Record list:
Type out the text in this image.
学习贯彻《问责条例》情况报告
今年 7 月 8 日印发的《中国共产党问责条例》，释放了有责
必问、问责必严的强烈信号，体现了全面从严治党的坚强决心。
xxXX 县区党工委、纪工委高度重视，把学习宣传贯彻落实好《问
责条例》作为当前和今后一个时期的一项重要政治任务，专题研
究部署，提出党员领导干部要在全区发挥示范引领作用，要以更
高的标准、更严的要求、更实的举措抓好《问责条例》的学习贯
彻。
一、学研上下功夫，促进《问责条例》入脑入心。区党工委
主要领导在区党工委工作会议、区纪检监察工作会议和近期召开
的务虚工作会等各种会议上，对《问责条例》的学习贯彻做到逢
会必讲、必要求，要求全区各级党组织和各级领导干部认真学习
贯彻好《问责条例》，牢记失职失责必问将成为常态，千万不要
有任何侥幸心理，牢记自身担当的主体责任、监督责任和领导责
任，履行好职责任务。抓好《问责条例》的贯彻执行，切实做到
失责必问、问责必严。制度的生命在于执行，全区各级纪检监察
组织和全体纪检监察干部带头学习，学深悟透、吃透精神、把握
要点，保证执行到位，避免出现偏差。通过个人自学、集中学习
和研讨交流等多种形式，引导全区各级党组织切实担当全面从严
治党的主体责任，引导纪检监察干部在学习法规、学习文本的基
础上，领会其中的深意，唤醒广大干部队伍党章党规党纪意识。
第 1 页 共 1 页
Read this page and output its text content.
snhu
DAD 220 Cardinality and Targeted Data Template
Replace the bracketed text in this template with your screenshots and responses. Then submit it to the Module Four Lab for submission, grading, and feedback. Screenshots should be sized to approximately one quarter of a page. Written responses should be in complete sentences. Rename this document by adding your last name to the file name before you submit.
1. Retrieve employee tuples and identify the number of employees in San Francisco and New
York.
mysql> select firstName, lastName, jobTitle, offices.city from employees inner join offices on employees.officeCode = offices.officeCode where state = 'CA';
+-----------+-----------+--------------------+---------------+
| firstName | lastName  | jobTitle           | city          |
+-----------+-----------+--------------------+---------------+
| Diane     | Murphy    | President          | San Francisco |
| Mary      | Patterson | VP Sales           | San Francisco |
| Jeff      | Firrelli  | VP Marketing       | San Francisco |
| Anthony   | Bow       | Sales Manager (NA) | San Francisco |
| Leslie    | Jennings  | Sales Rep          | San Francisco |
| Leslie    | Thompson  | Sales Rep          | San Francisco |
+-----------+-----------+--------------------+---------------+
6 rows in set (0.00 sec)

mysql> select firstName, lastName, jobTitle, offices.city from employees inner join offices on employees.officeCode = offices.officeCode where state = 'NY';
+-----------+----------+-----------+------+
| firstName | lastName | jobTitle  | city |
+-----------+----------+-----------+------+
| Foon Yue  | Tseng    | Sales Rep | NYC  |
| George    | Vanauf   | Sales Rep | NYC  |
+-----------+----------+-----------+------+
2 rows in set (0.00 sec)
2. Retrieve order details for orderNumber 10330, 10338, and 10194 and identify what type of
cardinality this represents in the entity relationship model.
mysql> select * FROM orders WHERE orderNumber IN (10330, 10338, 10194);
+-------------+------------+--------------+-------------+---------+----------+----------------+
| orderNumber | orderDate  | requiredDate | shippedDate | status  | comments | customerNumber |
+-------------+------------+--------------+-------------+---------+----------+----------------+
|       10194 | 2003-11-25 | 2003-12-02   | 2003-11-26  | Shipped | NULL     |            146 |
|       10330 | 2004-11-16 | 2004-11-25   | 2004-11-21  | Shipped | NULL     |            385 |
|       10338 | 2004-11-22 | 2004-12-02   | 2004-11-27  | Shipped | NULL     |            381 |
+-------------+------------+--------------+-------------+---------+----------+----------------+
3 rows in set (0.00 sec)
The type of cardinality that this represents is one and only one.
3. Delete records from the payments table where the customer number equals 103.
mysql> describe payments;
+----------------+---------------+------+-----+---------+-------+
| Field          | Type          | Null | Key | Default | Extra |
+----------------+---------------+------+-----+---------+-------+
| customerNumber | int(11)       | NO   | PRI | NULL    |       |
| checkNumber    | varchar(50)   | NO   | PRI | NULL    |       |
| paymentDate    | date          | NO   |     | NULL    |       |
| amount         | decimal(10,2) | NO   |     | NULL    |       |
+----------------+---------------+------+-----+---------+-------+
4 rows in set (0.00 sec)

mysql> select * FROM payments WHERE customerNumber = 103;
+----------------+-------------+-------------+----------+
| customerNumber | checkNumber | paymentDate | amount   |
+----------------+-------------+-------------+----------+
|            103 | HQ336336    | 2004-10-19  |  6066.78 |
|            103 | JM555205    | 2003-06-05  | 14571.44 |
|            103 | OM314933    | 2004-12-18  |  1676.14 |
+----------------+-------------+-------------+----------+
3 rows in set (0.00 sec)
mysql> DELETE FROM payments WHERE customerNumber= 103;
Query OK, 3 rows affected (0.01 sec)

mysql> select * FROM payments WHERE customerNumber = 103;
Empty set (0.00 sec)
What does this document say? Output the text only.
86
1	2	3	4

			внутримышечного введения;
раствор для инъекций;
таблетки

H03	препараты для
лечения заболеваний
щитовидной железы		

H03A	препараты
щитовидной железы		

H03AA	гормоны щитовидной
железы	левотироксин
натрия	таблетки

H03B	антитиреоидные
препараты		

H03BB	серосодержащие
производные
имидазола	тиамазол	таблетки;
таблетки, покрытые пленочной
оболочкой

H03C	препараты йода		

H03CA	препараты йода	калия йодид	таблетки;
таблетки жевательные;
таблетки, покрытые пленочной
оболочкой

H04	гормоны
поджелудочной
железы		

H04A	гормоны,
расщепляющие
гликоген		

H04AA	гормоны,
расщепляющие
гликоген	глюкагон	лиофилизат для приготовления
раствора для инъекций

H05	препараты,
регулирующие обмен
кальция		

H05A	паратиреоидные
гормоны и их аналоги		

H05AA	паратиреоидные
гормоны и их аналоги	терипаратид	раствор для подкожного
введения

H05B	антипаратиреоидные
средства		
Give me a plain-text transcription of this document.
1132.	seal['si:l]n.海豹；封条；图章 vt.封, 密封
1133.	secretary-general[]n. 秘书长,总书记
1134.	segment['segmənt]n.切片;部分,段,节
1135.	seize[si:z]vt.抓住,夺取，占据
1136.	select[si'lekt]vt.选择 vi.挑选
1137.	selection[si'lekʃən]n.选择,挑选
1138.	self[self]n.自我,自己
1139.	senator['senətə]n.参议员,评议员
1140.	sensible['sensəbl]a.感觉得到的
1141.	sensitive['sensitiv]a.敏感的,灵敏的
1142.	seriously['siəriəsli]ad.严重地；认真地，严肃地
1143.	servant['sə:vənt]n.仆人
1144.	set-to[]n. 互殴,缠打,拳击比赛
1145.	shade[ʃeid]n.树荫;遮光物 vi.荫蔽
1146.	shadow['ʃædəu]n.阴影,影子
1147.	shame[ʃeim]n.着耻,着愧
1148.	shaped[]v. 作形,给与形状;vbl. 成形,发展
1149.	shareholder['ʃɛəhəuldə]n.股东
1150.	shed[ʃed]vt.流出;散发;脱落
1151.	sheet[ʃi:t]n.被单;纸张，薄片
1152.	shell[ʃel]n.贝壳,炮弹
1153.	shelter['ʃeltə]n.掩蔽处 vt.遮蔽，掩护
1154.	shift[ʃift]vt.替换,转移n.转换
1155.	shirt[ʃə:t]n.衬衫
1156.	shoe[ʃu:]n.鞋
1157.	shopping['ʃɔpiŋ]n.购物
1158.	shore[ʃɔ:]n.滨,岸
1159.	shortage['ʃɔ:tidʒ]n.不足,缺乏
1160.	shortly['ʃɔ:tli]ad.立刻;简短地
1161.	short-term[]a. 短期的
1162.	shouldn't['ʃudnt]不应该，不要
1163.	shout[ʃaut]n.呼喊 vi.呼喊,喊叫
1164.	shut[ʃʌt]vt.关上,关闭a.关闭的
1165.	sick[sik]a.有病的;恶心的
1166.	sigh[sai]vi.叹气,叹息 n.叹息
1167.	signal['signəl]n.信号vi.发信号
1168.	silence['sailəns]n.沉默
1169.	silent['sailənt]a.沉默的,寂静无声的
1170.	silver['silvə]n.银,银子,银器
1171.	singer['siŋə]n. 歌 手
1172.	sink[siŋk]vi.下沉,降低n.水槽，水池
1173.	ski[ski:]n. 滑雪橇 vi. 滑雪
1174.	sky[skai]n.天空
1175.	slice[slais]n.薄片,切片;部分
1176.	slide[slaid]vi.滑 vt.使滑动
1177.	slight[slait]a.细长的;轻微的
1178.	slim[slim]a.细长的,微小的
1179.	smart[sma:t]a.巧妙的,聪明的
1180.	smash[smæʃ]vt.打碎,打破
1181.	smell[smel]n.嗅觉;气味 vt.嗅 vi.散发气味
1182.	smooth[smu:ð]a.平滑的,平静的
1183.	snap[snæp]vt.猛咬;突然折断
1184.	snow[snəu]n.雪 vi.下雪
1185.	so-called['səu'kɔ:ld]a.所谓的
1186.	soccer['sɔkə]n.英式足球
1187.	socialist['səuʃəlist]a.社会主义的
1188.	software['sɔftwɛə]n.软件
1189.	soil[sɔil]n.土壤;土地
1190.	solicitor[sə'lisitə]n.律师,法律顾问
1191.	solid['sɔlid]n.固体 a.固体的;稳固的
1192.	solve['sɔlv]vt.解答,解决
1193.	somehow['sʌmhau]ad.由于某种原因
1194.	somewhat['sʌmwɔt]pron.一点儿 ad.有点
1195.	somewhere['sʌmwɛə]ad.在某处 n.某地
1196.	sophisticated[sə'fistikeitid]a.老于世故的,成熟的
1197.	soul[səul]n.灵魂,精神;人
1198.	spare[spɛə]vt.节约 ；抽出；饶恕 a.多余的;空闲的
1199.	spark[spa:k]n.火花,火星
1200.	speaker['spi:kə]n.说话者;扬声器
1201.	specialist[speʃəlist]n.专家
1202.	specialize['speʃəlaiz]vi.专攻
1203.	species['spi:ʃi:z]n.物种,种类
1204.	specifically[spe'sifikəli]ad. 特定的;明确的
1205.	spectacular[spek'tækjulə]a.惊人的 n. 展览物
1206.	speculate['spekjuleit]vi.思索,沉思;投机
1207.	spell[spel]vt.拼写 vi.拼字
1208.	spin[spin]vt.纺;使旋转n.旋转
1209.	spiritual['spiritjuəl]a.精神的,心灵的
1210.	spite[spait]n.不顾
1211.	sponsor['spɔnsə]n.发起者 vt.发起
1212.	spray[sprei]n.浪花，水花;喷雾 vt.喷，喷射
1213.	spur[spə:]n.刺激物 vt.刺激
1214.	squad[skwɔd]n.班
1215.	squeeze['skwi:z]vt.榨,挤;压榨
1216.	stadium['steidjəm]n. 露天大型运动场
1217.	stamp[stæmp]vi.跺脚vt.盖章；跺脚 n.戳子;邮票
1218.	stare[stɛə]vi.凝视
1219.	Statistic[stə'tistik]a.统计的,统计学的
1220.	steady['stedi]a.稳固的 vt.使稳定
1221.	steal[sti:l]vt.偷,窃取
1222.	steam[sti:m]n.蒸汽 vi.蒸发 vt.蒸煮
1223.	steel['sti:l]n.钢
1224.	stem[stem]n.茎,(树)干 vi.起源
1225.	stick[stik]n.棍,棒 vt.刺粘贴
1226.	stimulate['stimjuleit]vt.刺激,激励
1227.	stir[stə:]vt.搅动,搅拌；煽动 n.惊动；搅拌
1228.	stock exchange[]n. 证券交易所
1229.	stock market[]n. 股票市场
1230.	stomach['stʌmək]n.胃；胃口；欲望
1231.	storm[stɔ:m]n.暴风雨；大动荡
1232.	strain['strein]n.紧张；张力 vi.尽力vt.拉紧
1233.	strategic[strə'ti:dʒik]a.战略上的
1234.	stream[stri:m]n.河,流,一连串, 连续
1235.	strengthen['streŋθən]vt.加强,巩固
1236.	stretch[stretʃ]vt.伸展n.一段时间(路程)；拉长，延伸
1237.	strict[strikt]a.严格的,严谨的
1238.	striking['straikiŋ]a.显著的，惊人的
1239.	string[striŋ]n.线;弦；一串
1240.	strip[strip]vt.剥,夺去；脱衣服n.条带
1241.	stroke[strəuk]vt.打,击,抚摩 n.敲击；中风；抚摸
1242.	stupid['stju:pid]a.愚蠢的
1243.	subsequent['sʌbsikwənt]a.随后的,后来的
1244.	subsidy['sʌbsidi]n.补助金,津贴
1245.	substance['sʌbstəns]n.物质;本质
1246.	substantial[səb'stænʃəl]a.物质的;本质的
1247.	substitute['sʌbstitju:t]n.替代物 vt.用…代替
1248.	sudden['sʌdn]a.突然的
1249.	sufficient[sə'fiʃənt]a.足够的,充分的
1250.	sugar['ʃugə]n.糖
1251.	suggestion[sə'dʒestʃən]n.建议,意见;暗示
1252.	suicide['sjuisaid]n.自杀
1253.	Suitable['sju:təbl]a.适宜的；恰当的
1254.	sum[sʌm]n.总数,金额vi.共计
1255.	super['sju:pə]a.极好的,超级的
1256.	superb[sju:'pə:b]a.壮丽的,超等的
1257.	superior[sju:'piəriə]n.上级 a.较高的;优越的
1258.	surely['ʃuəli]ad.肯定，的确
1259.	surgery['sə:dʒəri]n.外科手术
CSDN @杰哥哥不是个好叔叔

What is expected:
Search the data for "Francisco". Copy every matching line.

Output of the exercise:
1. Retrieve employee tuples and identify the number of employees in San Francisco and New
| Diane     | Murphy    | President          | San Francisco |
| Mary      | Patterson | VP Sales           | San Francisco |
| Jeff      | Firrelli  | VP Marketing       | San Francisco |
| Anthony   | Bow       | Sales Manager (NA) | San Francisco |
| Leslie    | Jennings  | Sales Rep          | San Francisco |
| Leslie    | Thompson  | Sales Rep          | San Francisco |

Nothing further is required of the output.